→ **The exercise**:
Copy all the material below, exactly as it stands.
════
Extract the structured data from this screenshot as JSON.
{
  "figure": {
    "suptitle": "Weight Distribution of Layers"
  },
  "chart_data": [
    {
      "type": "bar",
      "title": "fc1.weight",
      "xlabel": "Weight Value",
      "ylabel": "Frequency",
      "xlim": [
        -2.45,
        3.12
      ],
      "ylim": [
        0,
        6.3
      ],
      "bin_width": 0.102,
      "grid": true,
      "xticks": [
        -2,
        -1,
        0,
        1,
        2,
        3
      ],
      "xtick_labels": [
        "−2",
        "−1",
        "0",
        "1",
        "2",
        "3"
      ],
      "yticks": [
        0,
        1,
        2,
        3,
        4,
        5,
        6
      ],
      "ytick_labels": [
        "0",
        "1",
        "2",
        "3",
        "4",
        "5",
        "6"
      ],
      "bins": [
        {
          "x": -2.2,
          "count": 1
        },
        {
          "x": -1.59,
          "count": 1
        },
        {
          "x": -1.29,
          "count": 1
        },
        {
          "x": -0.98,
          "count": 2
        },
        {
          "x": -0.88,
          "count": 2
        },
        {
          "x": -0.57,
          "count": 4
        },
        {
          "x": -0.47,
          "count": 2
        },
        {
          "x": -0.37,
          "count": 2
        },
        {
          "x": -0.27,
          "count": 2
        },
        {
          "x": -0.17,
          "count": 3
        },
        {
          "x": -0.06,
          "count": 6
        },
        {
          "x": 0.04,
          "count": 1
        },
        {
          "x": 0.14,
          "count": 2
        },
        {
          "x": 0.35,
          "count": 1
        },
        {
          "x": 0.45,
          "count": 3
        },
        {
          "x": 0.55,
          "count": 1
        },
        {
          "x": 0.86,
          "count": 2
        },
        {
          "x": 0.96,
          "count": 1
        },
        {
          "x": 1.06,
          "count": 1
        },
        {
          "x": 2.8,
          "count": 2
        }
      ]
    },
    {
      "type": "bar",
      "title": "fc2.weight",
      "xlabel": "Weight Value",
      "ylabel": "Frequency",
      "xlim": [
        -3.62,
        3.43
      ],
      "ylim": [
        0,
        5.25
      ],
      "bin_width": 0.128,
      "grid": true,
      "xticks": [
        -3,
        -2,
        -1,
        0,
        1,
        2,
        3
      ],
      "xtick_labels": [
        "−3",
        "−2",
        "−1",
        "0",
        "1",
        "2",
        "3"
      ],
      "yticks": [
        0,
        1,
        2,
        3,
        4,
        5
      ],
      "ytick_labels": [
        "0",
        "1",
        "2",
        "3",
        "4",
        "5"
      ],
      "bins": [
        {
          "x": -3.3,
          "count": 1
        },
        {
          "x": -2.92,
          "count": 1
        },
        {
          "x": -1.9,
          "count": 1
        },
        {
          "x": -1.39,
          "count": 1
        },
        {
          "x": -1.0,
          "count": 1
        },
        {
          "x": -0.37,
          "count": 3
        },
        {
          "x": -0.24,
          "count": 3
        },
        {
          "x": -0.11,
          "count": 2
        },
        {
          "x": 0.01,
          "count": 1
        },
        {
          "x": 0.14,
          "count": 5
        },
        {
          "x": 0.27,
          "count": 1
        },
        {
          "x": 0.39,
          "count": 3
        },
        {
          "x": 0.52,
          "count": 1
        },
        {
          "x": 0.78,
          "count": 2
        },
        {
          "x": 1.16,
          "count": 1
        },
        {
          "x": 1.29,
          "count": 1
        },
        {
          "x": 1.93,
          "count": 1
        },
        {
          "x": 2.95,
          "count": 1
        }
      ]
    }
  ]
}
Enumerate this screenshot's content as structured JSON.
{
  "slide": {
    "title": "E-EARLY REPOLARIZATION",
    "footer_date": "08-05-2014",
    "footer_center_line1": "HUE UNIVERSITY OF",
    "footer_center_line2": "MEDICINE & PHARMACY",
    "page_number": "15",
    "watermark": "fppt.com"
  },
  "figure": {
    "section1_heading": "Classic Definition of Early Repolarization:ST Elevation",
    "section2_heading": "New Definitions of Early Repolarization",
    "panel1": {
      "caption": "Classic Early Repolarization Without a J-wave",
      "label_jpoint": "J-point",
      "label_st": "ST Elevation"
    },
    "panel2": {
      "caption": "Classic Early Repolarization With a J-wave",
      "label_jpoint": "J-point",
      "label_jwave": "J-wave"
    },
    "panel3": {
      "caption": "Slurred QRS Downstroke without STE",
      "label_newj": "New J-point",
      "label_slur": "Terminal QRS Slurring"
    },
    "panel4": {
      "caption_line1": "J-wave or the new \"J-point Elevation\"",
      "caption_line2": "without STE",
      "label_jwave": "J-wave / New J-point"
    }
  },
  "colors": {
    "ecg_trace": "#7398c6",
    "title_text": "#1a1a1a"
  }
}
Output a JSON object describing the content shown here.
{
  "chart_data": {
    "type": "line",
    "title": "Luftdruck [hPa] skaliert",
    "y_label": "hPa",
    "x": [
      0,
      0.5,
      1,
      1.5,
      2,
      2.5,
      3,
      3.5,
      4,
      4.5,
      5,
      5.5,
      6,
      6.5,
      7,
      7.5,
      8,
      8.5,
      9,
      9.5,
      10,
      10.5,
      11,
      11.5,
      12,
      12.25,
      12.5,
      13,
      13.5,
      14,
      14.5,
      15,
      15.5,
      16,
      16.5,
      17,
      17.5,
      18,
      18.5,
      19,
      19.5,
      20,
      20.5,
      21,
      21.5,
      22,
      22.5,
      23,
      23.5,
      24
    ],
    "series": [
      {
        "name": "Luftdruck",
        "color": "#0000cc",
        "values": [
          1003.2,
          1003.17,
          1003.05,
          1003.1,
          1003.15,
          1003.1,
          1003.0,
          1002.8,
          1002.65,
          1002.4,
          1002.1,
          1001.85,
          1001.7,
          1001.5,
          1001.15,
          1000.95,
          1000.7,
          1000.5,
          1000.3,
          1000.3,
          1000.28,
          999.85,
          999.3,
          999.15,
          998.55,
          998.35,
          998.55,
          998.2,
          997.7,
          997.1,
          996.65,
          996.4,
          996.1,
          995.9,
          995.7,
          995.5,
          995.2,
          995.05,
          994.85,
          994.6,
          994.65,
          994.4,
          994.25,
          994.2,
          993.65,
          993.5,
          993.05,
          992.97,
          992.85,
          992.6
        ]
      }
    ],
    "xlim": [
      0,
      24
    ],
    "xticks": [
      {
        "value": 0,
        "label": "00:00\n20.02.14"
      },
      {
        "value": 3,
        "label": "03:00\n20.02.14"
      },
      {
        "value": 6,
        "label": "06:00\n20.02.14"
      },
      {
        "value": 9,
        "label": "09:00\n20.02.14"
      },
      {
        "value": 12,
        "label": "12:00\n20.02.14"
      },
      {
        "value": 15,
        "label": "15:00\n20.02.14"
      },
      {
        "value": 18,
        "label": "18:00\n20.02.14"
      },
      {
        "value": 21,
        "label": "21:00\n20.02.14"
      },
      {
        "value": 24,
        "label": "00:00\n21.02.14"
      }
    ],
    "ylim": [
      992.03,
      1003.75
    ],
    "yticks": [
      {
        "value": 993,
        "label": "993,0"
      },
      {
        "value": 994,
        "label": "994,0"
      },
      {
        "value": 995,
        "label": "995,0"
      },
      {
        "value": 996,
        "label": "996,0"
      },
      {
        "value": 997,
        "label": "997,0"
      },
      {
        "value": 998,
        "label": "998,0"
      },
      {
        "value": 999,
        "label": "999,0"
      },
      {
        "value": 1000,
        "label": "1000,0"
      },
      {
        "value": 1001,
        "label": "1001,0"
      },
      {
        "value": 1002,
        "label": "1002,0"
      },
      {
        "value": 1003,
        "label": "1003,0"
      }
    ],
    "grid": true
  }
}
════
→ **Reply to the task**:
Extract the structured data from this screenshot as JSON.
{
  "figure": {
    "suptitle": "Weight Distribution of Layers"
  },
  "chart_data": [
    {
      "type": "bar",
      "title": "fc1.weight",
      "xlabel": "Weight Value",
      "ylabel": "Frequency",
      "xlim": [
        -2.45,
        3.12
      ],
      "ylim": [
        0,
        6.3
      ],
      "bin_width": 0.102,
      "grid": true,
      "xticks": [
        -2,
        -1,
        0,
        1,
        2,
        3
      ],
      "xtick_labels": [
        "−2",
        "−1",
        "0",
        "1",
        "2",
        "3"
      ],
      "yticks": [
        0,
        1,
        2,
        3,
        4,
        5,
        6
      ],
      "ytick_labels": [
        "0",
        "1",
        "2",
        "3",
        "4",
        "5",
        "6"
      ],
      "bins": [
        {
          "x": -2.2,
          "count": 1
        },
        {
          "x": -1.59,
          "count": 1
        },
        {
          "x": -1.29,
          "count": 1
        },
        {
          "x": -0.98,
          "count": 2
        },
        {
          "x": -0.88,
          "count": 2
        },
        {
          "x": -0.57,
          "count": 4
        },
        {
          "x": -0.47,
          "count": 2
        },
        {
          "x": -0.37,
          "count": 2
        },
        {
          "x": -0.27,
          "count": 2
        },
        {
          "x": -0.17,
          "count": 3
        },
        {
          "x": -0.06,
          "count": 6
        },
        {
          "x": 0.04,
          "count": 1
        },
        {
          "x": 0.14,
          "count": 2
        },
        {
          "x": 0.35,
          "count": 1
        },
        {
          "x": 0.45,
          "count": 3
        },
        {
          "x": 0.55,
          "count": 1
        },
        {
          "x": 0.86,
          "count": 2
        },
        {
          "x": 0.96,
          "count": 1
        },
        {
          "x": 1.06,
          "count": 1
        },
        {
          "x": 2.8,
          "count": 2
        }
      ]
    },
    {
      "type": "bar",
      "title": "fc2.weight",
      "xlabel": "Weight Value",
      "ylabel": "Frequency",
      "xlim": [
        -3.62,
        3.43
      ],
      "ylim": [
        0,
        5.25
      ],
      "bin_width": 0.128,
      "grid": true,
      "xticks": [
        -3,
        -2,
        -1,
        0,
        1,
        2,
        3
      ],
      "xtick_labels": [
        "−3",
        "−2",
        "−1",
        "0",
        "1",
        "2",
        "3"
      ],
      "yticks": [
        0,
        1,
        2,
        3,
        4,
        5
      ],
      "ytick_labels": [
        "0",
        "1",
        "2",
        "3",
        "4",
        "5"
      ],
      "bins": [
        {
          "x": -3.3,
          "count": 1
        },
        {
          "x": -2.92,
          "count": 1
        },
        {
          "x": -1.9,
          "count": 1
        },
        {
          "x": -1.39,
          "count": 1
        },
        {
          "x": -1.0,
          "count": 1
        },
        {
          "x": -0.37,
          "count": 3
        },
        {
          "x": -0.24,
          "count": 3
        },
        {
          "x": -0.11,
          "count": 2
        },
        {
          "x": 0.01,
          "count": 1
        },
        {
          "x": 0.14,
          "count": 5
        },
        {
          "x": 0.27,
          "count": 1
        },
        {
          "x": 0.39,
          "count": 3
        },
        {
          "x": 0.52,
          "count": 1
        },
        {
          "x": 0.78,
          "count": 2
        },
        {
          "x": 1.16,
          "count": 1
        },
        {
          "x": 1.29,
          "count": 1
        },
        {
          "x": 1.93,
          "count": 1
        },
        {
          "x": 2.95,
          "count": 1
        }
      ]
    }
  ]
}
Enumerate this screenshot's content as structured JSON.
{
  "slide": {
    "title": "E-EARLY REPOLARIZATION",
    "footer_date": "08-05-2014",
    "footer_center_line1": "HUE UNIVERSITY OF",
    "footer_center_line2": "MEDICINE & PHARMACY",
    "page_number": "15",
    "watermark": "fppt.com"
  },
  "figure": {
    "section1_heading": "Classic Definition of Early Repolarization:ST Elevation",
    "section2_heading": "New Definitions of Early Repolarization",
    "panel1": {
      "caption": "Classic Early Repolarization Without a J-wave",
      "label_jpoint": "J-point",
      "label_st": "ST Elevation"
    },
    "panel2": {
      "caption": "Classic Early Repolarization With a J-wave",
      "label_jpoint": "J-point",
      "label_jwave": "J-wave"
    },
    "panel3": {
      "caption": "Slurred QRS Downstroke without STE",
      "label_newj": "New J-point",
      "label_slur": "Terminal QRS Slurring"
    },
    "panel4": {
      "caption_line1": "J-wave or the new \"J-point Elevation\"",
      "caption_line2": "without STE",
      "label_jwave": "J-wave / New J-point"
    }
  },
  "colors": {
    "ecg_trace": "#7398c6",
    "title_text": "#1a1a1a"
  }
}
Output a JSON object describing the content shown here.
{
  "chart_data": {
    "type": "line",
    "title": "Luftdruck [hPa] skaliert",
    "y_label": "hPa",
    "x": [
      0,
      0.5,
      1,
      1.5,
      2,
      2.5,
      3,
      3.5,
      4,
      4.5,
      5,
      5.5,
      6,
      6.5,
      7,
      7.5,
      8,
      8.5,
      9,
      9.5,
      10,
      10.5,
      11,
      11.5,
      12,
      12.25,
      12.5,
      13,
      13.5,
      14,
      14.5,
      15,
      15.5,
      16,
      16.5,
      17,
      17.5,
      18,
      18.5,
      19,
      19.5,
      20,
      20.5,
      21,
      21.5,
      22,
      22.5,
      23,
      23.5,
      24
    ],
    "series": [
      {
        "name": "Luftdruck",
        "color": "#0000cc",
        "values": [
          1003.2,
          1003.17,
          1003.05,
          1003.1,
          1003.15,
          1003.1,
          1003.0,
          1002.8,
          1002.65,
          1002.4,
          1002.1,
          1001.85,
          1001.7,
          1001.5,
          1001.15,
          1000.95,
          1000.7,
          1000.5,
          1000.3,
          1000.3,
          1000.28,
          999.85,
          999.3,
          999.15,
          998.55,
          998.35,
          998.55,
          998.2,
          997.7,
          997.1,
          996.65,
          996.4,
          996.1,
          995.9,
          995.7,
          995.5,
          995.2,
          995.05,
          994.85,
          994.6,
          994.65,
          994.4,
          994.25,
          994.2,
          993.65,
          993.5,
          993.05,
          992.97,
          992.85,
          992.6
        ]
      }
    ],
    "xlim": [
      0,
      24
    ],
    "xticks": [
      {
        "value": 0,
        "label": "00:00\n20.02.14"
      },
      {
        "value": 3,
        "label": "03:00\n20.02.14"
      },
      {
        "value": 6,
        "label": "06:00\n20.02.14"
      },
      {
        "value": 9,
        "label": "09:00\n20.02.14"
      },
      {
        "value": 12,
        "label": "12:00\n20.02.14"
      },
      {
        "value": 15,
        "label": "15:00\n20.02.14"
      },
      {
        "value": 18,
        "label": "18:00\n20.02.14"
      },
      {
        "value": 21,
        "label": "21:00\n20.02.14"
      },
      {
        "value": 24,
        "label": "00:00\n21.02.14"
      }
    ],
    "ylim": [
      992.03,
      1003.75
    ],
    "yticks": [
      {
        "value": 993,
        "label": "993,0"
      },
      {
        "value": 994,
        "label": "994,0"
      },
      {
        "value": 995,
        "label": "995,0"
      },
      {
        "value": 996,
        "label": "996,0"
      },
      {
        "value": 997,
        "label": "997,0"
      },
      {
        "value": 998,
        "label": "998,0"
      },
      {
        "value": 999,
        "label": "999,0"
      },
      {
        "value": 1000,
        "label": "1000,0"
      },
      {
        "value": 1001,
        "label": "1001,0"
      },
      {
        "value": 1002,
        "label": "1002,0"
      },
      {
        "value": 1003,
        "label": "1003,0"
      }
    ],
    "grid": true
  }
}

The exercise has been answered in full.